== PROBLEM DESCRIPTION ==
Reproduce each of the lines below verbatim, omitting the pictures from your reply.

=-=-=-=-=

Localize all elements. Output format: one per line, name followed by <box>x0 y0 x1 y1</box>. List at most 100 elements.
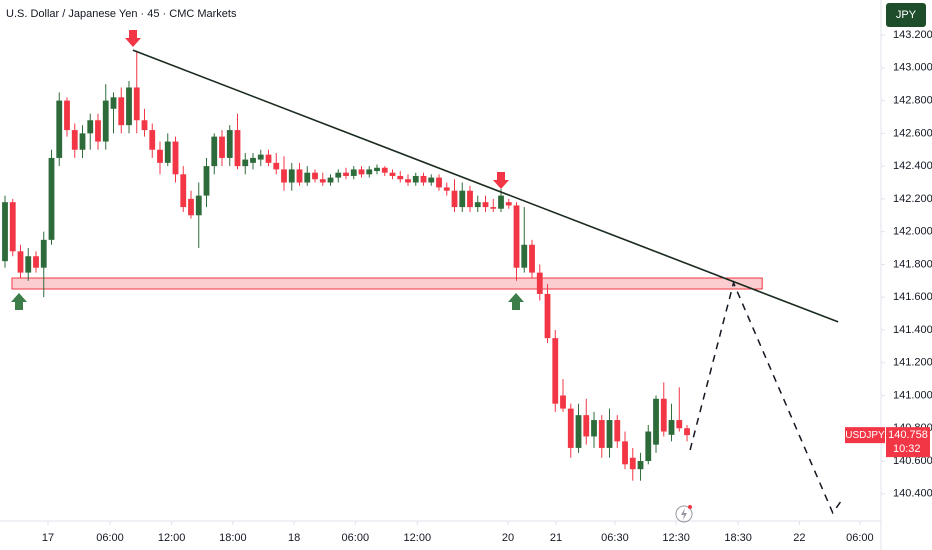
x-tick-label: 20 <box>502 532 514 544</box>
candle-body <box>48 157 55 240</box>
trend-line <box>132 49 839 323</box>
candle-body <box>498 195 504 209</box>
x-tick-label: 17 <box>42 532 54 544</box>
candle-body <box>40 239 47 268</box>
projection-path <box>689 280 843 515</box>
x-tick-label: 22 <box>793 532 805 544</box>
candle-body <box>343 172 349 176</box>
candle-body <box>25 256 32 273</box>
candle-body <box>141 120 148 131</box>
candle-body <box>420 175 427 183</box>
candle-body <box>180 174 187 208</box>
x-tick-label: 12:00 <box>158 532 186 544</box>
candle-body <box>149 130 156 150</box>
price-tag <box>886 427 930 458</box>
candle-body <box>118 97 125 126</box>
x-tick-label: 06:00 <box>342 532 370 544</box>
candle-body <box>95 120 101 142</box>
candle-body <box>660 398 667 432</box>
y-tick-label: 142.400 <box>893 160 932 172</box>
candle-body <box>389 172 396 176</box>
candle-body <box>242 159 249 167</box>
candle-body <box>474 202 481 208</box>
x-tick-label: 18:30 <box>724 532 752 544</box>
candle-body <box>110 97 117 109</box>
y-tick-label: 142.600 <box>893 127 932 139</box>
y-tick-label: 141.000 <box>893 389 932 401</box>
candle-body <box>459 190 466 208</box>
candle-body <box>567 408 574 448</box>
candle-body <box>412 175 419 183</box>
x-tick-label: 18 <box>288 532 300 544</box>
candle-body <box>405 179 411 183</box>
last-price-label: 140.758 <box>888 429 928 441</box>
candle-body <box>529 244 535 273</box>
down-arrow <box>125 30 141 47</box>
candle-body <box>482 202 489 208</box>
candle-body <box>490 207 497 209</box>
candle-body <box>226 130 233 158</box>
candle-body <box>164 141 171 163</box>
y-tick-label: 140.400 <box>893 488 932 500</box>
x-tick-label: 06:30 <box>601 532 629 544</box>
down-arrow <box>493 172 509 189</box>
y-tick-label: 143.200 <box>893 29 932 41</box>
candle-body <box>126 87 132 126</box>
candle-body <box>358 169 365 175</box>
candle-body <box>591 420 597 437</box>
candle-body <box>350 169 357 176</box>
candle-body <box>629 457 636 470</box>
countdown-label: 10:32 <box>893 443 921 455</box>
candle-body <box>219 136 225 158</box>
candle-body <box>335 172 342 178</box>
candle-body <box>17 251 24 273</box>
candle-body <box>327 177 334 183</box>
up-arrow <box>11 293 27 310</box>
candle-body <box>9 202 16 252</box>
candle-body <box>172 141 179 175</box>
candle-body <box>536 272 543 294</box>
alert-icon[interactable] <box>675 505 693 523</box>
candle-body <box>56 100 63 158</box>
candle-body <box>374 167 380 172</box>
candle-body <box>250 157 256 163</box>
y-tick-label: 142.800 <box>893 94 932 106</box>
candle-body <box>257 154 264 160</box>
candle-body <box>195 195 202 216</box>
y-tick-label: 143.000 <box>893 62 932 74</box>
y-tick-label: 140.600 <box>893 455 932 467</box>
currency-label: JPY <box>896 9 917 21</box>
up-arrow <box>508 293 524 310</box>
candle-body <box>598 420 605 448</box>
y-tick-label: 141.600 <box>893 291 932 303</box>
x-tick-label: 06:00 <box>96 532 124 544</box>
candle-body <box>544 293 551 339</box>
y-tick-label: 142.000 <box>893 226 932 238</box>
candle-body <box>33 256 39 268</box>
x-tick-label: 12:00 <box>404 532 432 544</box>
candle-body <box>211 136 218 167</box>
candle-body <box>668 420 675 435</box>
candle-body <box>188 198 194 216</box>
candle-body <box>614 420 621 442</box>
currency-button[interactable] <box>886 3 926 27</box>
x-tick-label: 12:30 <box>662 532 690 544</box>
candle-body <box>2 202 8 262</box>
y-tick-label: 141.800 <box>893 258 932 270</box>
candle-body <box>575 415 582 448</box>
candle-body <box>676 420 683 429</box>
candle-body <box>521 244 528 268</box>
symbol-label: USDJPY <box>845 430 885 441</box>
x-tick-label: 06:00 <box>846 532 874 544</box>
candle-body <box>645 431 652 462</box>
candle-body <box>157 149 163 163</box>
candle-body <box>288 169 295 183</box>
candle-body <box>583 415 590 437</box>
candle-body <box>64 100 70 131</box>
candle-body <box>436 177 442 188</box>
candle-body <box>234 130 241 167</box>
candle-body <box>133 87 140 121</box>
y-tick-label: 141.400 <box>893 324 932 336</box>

=-=-=-=-=

== EXERCISE OUTPUT ==
Localize all elements. Output format: one per line, name followed by <box>x0 y0 x1 y1</box>. List at most 100 elements.
x-tick-label: 20 <box>502 532 514 544</box>
candle-body <box>48 157 55 240</box>
trend-line <box>132 49 839 323</box>
candle-body <box>498 195 504 209</box>
x-tick-label: 17 <box>42 532 54 544</box>
candle-body <box>40 239 47 268</box>
projection-path <box>689 280 843 515</box>
x-tick-label: 22 <box>793 532 805 544</box>
candle-body <box>343 172 349 176</box>
candle-body <box>25 256 32 273</box>
candle-body <box>141 120 148 131</box>
candle-body <box>420 175 427 183</box>
candle-body <box>180 174 187 208</box>
x-tick-label: 12:00 <box>158 532 186 544</box>
candle-body <box>149 130 156 150</box>
price-tag <box>886 427 930 458</box>
candle-body <box>118 97 125 126</box>
x-tick-label: 06:00 <box>342 532 370 544</box>
candle-body <box>95 120 101 142</box>
candle-body <box>660 398 667 432</box>
y-tick-label: 142.400 <box>893 160 932 172</box>
candle-body <box>389 172 396 176</box>
candle-body <box>242 159 249 167</box>
candle-body <box>474 202 481 208</box>
x-tick-label: 18:30 <box>724 532 752 544</box>
candle-body <box>110 97 117 109</box>
y-tick-label: 142.600 <box>893 127 932 139</box>
y-tick-label: 141.000 <box>893 389 932 401</box>
candle-body <box>459 190 466 208</box>
candle-body <box>567 408 574 448</box>
candle-body <box>412 175 419 183</box>
x-tick-label: 18 <box>288 532 300 544</box>
candle-body <box>405 179 411 183</box>
last-price-label: 140.758 <box>888 429 928 441</box>
candle-body <box>529 244 535 273</box>
down-arrow <box>125 30 141 47</box>
candle-body <box>482 202 489 208</box>
candle-body <box>490 207 497 209</box>
candle-body <box>226 130 233 158</box>
candle-body <box>164 141 171 163</box>
y-tick-label: 140.400 <box>893 488 932 500</box>
x-tick-label: 06:30 <box>601 532 629 544</box>
down-arrow <box>493 172 509 189</box>
y-tick-label: 143.200 <box>893 29 932 41</box>
candle-body <box>126 87 132 126</box>
candle-body <box>358 169 365 175</box>
candle-body <box>591 420 597 437</box>
candle-body <box>350 169 357 176</box>
candle-body <box>629 457 636 470</box>
countdown-label: 10:32 <box>893 443 921 455</box>
candle-body <box>219 136 225 158</box>
candle-body <box>335 172 342 178</box>
candle-body <box>17 251 24 273</box>
candle-body <box>327 177 334 183</box>
up-arrow <box>11 293 27 310</box>
candle-body <box>9 202 16 252</box>
candle-body <box>172 141 179 175</box>
candle-body <box>536 272 543 294</box>
alert-icon[interactable] <box>675 505 693 523</box>
candle-body <box>56 100 63 158</box>
candle-body <box>374 167 380 172</box>
candle-body <box>250 157 256 163</box>
y-tick-label: 142.800 <box>893 94 932 106</box>
candle-body <box>257 154 264 160</box>
candle-body <box>195 195 202 216</box>
y-tick-label: 143.000 <box>893 62 932 74</box>
y-tick-label: 140.600 <box>893 455 932 467</box>
currency-label: JPY <box>896 9 917 21</box>
up-arrow <box>508 293 524 310</box>
candle-body <box>598 420 605 448</box>
y-tick-label: 141.600 <box>893 291 932 303</box>
x-tick-label: 06:00 <box>96 532 124 544</box>
candle-body <box>544 293 551 339</box>
y-tick-label: 142.000 <box>893 226 932 238</box>
candle-body <box>33 256 39 268</box>
x-tick-label: 12:00 <box>404 532 432 544</box>
candle-body <box>211 136 218 167</box>
candle-body <box>668 420 675 435</box>
candle-body <box>188 198 194 216</box>
candle-body <box>614 420 621 442</box>
currency-button[interactable] <box>886 3 926 27</box>
x-tick-label: 12:30 <box>662 532 690 544</box>
candle-body <box>2 202 8 262</box>
y-tick-label: 141.800 <box>893 258 932 270</box>
candle-body <box>575 415 582 448</box>
candle-body <box>676 420 683 429</box>
candle-body <box>521 244 528 268</box>
symbol-label: USDJPY <box>845 430 885 441</box>
x-tick-label: 06:00 <box>846 532 874 544</box>
candle-body <box>645 431 652 462</box>
candle-body <box>157 149 163 163</box>
candle-body <box>288 169 295 183</box>
candle-body <box>583 415 590 437</box>
candle-body <box>64 100 70 131</box>
candle-body <box>436 177 442 188</box>
candle-body <box>234 130 241 167</box>
candle-body <box>133 87 140 121</box>
y-tick-label: 141.400 <box>893 324 932 336</box>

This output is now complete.